WHAT YOU WILL DO:
Look through the material below and count the lines with the string "Moment". Report only the count.

* Begin MATERIAL SUPPLIED *

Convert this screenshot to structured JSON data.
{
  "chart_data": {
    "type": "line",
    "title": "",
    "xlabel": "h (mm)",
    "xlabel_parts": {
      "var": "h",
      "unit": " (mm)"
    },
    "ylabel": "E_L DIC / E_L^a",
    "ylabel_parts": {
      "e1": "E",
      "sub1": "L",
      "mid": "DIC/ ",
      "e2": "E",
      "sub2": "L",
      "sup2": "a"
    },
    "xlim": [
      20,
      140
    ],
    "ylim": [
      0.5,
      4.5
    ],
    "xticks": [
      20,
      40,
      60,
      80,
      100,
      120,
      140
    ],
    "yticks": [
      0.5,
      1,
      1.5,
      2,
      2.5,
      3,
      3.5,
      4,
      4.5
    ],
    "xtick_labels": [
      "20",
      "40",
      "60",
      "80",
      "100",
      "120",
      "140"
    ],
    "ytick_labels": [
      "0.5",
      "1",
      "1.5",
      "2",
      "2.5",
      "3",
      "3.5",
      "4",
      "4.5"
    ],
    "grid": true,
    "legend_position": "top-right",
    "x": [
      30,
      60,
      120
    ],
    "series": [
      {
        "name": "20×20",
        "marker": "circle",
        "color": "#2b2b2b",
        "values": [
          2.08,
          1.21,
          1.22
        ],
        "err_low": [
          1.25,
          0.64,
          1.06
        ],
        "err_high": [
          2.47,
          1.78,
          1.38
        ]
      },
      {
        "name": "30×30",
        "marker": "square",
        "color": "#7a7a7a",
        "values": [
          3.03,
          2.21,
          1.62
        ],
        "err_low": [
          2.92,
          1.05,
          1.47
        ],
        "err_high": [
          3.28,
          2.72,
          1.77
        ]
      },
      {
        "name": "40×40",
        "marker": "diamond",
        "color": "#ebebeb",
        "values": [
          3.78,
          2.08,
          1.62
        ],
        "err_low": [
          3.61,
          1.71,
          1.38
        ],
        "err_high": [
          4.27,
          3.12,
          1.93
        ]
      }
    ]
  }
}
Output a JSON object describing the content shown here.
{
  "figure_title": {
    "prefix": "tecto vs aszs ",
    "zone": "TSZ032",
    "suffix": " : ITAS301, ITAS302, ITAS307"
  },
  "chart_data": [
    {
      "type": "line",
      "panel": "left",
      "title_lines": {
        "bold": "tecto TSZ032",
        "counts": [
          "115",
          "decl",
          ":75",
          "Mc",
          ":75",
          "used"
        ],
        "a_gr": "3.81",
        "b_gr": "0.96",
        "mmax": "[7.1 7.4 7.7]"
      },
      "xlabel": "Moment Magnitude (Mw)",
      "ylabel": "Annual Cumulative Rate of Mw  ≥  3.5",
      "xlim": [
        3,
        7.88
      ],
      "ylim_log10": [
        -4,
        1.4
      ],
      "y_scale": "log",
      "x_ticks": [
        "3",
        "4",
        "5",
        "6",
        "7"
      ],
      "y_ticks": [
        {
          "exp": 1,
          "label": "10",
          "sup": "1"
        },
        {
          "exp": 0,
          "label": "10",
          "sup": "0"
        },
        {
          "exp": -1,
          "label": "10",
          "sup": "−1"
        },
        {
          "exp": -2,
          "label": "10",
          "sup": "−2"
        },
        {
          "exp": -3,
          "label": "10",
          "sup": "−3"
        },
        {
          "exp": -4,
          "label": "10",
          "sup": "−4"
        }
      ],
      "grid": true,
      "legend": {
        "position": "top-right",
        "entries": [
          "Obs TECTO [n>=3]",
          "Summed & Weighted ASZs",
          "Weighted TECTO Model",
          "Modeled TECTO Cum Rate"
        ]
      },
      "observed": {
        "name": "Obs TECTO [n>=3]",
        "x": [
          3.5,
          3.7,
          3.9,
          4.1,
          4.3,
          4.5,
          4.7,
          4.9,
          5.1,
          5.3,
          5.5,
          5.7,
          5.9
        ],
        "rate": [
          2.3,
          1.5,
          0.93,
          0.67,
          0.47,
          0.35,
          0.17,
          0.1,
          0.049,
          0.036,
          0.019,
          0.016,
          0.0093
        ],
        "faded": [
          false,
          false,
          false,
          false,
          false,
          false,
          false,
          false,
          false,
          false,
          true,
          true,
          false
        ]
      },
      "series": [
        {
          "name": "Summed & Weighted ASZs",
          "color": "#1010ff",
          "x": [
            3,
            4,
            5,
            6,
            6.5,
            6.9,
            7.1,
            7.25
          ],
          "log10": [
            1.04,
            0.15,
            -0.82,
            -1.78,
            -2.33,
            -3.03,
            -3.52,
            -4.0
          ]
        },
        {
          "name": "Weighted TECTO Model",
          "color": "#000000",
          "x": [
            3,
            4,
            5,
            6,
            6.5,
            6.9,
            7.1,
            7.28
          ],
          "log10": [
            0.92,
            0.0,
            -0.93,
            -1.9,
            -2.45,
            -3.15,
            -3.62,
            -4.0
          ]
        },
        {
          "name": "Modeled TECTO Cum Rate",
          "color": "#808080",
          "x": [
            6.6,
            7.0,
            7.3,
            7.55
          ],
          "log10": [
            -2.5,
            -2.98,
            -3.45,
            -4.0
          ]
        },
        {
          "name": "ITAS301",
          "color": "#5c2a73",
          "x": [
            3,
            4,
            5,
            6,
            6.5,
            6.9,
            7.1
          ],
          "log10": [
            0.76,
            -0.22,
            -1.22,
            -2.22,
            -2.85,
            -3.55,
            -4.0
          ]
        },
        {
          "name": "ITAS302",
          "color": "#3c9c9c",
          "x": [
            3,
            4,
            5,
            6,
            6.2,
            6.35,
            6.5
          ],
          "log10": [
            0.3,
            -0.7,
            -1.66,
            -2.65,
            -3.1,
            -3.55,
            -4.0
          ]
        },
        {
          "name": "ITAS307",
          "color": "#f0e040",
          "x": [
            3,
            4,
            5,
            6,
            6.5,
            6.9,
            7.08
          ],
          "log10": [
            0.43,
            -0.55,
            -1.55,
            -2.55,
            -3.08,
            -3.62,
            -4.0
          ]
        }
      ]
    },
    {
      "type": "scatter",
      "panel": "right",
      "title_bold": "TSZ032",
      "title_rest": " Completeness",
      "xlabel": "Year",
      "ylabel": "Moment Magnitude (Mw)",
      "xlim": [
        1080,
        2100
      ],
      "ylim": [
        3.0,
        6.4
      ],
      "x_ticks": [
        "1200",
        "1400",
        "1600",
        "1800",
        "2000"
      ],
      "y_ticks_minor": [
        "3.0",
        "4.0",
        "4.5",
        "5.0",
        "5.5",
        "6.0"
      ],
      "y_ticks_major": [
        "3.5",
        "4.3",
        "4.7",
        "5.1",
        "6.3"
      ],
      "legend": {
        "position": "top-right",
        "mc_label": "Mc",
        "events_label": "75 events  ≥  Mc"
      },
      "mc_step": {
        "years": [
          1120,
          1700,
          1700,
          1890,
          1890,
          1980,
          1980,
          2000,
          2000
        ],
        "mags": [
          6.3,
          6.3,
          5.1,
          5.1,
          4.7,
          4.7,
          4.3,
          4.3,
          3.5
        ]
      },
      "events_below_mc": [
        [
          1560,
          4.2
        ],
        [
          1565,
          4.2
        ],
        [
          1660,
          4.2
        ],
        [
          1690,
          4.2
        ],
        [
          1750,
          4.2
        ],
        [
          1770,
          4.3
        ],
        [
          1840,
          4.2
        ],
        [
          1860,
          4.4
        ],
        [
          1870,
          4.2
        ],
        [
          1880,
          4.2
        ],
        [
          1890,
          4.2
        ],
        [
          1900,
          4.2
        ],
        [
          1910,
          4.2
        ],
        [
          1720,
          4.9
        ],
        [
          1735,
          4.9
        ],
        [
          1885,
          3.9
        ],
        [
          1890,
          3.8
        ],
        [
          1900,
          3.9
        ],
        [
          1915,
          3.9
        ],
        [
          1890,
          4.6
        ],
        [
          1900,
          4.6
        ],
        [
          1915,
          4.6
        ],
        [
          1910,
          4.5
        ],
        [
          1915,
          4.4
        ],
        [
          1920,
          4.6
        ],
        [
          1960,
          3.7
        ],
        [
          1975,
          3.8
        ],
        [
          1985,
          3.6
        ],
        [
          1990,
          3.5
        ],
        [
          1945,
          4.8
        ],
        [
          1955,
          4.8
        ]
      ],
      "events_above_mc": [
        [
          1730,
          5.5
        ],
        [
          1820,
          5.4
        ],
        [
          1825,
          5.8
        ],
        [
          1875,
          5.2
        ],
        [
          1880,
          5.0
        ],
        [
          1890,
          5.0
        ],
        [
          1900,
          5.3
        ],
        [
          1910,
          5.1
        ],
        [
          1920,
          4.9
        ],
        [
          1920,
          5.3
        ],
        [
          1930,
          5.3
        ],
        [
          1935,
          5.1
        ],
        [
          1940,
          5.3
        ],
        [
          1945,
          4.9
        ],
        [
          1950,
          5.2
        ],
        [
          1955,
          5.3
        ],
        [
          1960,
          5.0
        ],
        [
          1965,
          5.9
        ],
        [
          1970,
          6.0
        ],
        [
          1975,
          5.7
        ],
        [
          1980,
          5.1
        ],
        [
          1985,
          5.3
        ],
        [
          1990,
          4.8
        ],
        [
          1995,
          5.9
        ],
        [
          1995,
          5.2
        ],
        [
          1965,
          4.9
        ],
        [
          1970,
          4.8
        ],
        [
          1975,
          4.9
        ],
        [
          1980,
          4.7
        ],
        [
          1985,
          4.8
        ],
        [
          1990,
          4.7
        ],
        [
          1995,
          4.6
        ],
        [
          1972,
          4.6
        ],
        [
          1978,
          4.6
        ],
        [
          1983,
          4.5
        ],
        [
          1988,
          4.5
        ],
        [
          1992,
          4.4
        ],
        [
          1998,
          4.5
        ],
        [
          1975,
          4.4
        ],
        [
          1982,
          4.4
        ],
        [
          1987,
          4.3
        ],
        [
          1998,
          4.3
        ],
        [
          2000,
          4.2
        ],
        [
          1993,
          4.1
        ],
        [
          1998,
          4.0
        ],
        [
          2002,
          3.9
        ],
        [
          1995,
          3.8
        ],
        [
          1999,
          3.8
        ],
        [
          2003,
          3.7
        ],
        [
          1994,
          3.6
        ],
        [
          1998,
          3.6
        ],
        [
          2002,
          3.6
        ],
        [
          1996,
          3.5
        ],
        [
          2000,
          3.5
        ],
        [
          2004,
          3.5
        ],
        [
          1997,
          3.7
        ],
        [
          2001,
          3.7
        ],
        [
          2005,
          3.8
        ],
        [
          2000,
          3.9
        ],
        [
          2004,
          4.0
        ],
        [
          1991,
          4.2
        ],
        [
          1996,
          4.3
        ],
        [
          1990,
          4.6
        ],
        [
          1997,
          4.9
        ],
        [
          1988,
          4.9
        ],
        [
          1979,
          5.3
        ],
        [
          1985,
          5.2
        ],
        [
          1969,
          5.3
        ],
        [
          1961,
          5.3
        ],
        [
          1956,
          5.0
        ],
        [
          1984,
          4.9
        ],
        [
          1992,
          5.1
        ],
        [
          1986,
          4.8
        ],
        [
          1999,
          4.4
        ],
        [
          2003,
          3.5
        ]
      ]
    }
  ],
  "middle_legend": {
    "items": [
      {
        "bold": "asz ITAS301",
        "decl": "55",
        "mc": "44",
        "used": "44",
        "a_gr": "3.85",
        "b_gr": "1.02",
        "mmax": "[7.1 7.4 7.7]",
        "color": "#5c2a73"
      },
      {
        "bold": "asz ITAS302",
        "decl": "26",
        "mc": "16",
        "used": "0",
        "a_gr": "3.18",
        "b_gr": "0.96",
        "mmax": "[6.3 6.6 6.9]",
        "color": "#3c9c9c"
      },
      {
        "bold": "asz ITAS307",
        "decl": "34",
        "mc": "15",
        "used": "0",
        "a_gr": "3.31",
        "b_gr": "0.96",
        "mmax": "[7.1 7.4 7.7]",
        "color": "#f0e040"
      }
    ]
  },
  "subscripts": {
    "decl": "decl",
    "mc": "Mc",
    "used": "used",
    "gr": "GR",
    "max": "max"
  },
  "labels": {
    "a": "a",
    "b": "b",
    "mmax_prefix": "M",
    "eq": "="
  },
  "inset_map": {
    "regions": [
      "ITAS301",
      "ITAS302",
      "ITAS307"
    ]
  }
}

* End MATERIAL SUPPLIED *

OUTPUT FOR THIS EXERCISE:
2